#### EXERCISE OBJECTIVE:
In the records below, find each line holding the word "cleaved" and copy it.

[Records from a data source]
'''

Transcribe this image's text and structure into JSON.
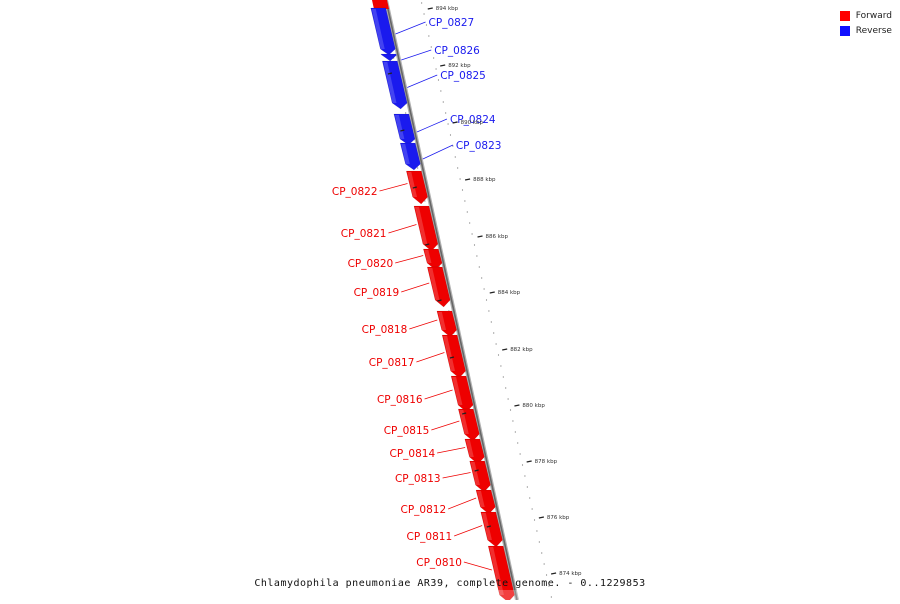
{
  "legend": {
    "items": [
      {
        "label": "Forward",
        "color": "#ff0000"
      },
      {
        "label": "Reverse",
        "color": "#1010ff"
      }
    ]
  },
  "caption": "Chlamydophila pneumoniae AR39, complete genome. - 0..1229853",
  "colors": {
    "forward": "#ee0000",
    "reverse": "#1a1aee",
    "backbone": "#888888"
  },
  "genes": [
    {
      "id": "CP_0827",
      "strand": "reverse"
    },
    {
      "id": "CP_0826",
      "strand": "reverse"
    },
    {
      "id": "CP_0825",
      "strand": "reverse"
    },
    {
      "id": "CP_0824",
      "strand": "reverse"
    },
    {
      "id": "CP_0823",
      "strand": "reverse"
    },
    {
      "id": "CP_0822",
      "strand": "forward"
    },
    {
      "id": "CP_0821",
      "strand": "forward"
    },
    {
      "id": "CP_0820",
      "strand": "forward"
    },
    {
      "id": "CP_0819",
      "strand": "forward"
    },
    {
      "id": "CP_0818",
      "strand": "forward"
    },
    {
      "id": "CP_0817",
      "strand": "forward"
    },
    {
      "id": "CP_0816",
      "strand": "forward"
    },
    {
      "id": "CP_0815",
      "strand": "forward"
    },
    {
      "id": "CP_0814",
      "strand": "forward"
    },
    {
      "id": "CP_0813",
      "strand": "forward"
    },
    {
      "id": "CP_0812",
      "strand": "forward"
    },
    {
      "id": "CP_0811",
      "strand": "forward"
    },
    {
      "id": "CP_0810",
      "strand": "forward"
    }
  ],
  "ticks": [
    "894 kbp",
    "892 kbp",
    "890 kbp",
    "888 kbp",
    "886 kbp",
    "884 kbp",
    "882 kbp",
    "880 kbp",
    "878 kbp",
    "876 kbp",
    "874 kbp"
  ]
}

'''
'''

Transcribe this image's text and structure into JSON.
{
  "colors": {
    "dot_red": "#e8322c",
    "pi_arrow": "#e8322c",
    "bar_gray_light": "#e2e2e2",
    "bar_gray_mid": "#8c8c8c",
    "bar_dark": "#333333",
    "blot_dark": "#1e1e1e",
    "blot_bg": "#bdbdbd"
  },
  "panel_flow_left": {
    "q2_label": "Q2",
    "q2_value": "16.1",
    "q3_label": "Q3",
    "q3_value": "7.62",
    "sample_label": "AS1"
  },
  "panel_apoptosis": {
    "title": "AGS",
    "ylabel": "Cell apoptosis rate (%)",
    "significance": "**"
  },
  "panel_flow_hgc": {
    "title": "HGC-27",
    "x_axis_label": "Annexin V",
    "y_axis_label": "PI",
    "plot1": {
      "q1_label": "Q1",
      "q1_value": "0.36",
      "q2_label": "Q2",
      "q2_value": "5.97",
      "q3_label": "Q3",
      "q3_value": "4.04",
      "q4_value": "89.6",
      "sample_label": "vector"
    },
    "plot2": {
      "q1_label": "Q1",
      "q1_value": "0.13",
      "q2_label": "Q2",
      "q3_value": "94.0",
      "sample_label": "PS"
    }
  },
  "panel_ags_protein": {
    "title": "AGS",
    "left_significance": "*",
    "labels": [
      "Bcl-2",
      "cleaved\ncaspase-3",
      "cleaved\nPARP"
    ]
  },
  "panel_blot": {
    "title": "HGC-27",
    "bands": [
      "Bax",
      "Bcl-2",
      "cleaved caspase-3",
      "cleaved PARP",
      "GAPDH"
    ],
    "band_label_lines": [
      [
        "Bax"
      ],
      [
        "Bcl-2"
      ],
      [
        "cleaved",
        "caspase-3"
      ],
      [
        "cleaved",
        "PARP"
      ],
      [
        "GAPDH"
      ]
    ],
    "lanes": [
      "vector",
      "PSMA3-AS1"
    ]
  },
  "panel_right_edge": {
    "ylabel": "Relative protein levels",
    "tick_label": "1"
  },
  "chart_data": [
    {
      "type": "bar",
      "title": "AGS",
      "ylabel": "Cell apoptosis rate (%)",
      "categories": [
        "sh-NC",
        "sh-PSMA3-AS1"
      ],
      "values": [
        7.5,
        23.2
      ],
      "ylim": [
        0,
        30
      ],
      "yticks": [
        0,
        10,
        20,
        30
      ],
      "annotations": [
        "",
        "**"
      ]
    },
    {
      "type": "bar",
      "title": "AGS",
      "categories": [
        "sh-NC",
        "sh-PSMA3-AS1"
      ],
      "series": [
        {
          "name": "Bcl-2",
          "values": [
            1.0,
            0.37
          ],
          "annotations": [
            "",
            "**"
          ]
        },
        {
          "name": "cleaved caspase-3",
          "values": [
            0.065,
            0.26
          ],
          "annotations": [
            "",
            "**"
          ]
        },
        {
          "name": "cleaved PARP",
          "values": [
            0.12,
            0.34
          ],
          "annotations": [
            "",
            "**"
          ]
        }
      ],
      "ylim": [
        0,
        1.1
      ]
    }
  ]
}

'''

#### SOLUTION FOR THIS PROBLEM:
      "cleaved\ncaspase-3",
      "cleaved\nPARP"
      "cleaved caspase-3",
      "cleaved PARP",
        "cleaved",
        "cleaved",
          "name": "cleaved caspase-3",
          "name": "cleaved PARP",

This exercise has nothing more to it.